■ **SOURCE EXTRACT**:
Written by Jennifer Roy
Illustrated by Meg Owenson
Capstone Press          8/01/2015
978-1-62370-425-4
32 pages         Age 9—12

“Amid the horrors of World War II, Polish social worker Irena Sendler worked in the Warsaw Ghetto for Jews. When the Nazis began shipping Jews out of the ghetto in cattle cars, Irena started smuggling out babies and children to give them a chance to live. She hid babies in places like laundry piles, a carpenter’s toolbox, or a potato sack, and she helped older children escape through underground sewer tunnels. After the children were out of the ghetto, Irena found safe places for them with foster families or in convents. Irena kept records of the children she helped smuggle away and when she feared her work might be discovered, she buried her lists in jars, hoping to someday reunite the children with their parents.” [publisher]

Review
Irena Sendler is one of the unsung heroes of World War II. She is not in history books and few know about her work. Jars of Hope begins with Irena as a young child, hearing words from her father that would stay with her forever. She asked her father,

“Are some people really better than others?”

Irena’s father replied,

“There are two kinds of people in this world, good and bad.
It doesn’t matter if they are rich or poor, what religion or race.
What matters is if they are good or bad.”

In World War II, the Jews were not the bad guys and Irena decided to help those that were suffering the most . . . children. With the help of some trusted friends, the group smuggled 2500 children out of the Warsaw Ghetto. One good example was Antoni, who was allowed to drive his truck in an out of the ghetto. Together, he and Irena smuggled babies out in the back of the truck. Many cried. Antoni had a unique solution: Shepsi. Shepsi, Antoni’s talented sidekick, rode along in the front seat of the truck. With one touch of his paw by Antoni, Shepsi began barking, drowning out the baby’s cries. Eventually Irena joined Zegota, a secret group of Polish adults who helped the Jews with aid and rescue. Zegota helped Irena place children in foster homes and convents, but that association also got her arrested.

■ **EXERCISE**: Transcribe word for word the passage of the Irena Sendler review above, starting at "What matters is" and ending at "got her arrested.".

■ **INFORMATION SUPPLIED**:
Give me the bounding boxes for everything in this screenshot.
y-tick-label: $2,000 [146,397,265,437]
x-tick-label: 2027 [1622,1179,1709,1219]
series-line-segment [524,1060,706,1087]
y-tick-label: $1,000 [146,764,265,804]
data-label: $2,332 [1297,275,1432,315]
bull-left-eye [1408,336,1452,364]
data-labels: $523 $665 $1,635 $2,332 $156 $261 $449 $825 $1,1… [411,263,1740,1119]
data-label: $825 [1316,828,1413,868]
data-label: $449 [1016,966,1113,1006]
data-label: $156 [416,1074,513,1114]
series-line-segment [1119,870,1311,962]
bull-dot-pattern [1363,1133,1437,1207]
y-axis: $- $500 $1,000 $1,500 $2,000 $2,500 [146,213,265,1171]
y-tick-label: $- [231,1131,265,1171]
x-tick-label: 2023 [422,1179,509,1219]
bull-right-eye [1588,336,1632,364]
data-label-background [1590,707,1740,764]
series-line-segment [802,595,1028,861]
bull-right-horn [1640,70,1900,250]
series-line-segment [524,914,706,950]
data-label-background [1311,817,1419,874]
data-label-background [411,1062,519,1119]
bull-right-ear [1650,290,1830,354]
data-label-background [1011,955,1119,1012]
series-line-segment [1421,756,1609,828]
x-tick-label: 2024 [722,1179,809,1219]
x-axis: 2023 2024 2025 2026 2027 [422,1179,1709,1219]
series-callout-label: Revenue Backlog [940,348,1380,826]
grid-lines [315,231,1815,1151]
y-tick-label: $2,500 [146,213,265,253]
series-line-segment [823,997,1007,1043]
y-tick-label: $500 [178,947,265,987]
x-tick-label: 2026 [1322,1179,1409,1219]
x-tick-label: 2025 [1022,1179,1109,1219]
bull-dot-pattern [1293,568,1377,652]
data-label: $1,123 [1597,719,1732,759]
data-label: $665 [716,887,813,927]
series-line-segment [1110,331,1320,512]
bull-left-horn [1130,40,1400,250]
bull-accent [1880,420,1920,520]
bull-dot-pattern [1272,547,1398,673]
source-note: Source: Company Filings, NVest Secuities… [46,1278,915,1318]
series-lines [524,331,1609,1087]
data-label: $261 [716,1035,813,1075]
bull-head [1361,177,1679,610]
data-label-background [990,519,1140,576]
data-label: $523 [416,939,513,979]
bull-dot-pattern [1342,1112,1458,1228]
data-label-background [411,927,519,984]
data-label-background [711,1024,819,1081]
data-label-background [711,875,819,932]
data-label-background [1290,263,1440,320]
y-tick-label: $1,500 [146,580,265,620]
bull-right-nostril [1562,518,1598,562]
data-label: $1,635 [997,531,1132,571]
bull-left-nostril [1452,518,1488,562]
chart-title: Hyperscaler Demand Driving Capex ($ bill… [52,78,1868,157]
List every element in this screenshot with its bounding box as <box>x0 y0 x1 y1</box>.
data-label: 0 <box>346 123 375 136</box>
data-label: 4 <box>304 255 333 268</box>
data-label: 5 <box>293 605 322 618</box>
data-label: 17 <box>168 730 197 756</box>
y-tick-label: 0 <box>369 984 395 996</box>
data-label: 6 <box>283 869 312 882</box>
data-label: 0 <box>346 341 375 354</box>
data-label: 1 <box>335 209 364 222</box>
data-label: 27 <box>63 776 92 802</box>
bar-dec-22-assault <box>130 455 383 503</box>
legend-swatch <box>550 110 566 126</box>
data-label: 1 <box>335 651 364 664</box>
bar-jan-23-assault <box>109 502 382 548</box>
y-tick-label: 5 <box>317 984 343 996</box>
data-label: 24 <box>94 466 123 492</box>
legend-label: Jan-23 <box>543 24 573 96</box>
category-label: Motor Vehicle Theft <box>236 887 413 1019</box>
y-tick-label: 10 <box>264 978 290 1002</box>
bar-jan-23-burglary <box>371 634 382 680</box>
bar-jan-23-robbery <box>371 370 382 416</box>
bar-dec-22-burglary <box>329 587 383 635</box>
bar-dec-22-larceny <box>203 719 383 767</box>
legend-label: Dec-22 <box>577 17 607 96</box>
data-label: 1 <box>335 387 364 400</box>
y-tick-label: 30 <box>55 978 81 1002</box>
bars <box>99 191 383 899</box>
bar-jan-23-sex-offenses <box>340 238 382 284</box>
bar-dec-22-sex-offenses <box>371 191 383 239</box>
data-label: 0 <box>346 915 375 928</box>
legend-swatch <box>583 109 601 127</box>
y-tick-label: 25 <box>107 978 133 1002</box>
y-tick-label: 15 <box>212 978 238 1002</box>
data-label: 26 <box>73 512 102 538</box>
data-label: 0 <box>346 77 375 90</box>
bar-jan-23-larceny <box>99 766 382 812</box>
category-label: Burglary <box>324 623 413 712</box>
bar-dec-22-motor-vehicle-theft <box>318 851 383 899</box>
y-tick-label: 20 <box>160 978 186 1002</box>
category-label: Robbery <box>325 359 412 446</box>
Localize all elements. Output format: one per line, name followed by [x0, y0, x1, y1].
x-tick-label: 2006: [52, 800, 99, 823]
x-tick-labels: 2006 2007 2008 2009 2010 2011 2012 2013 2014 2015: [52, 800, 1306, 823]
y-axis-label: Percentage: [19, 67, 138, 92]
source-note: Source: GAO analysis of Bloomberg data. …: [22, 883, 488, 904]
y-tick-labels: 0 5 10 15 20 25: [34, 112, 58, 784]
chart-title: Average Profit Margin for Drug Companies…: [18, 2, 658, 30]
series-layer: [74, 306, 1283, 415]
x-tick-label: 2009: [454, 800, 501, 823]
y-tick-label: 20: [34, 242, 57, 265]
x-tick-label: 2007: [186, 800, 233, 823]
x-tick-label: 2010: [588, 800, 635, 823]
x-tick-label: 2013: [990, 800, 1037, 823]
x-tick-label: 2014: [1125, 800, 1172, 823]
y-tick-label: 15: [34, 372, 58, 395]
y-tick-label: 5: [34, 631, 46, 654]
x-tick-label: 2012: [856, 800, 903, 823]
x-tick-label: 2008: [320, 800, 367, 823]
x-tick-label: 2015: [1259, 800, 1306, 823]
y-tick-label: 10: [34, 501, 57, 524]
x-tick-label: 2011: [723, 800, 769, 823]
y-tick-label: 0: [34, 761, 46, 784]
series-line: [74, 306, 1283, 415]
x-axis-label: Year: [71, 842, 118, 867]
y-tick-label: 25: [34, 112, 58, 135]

■ **WRITTEN RESPONSE**:
What matters is if they are good or bad.”

In World War II, the Jews were not the bad guys and Irena decided to help those that were suffering the most . . . children. With the help of some trusted friends, the group smuggled 2500 children out of the Warsaw Ghetto. One good example was Antoni, who was allowed to drive his truck in an out of the ghetto. Together, he and Irena smuggled babies out in the back of the truck. Many cried. Antoni had a unique solution: Shepsi. Shepsi, Antoni’s talented sidekick, rode along in the front seat of the truck. With one touch of his paw by Antoni, Shepsi began barking, drowning out the baby’s cries. Eventually Irena joined Zegota, a secret group of Polish adults who helped the Jews with aid and rescue. Zegota helped Irena place children in foster homes and convents, but that association also got her arrested.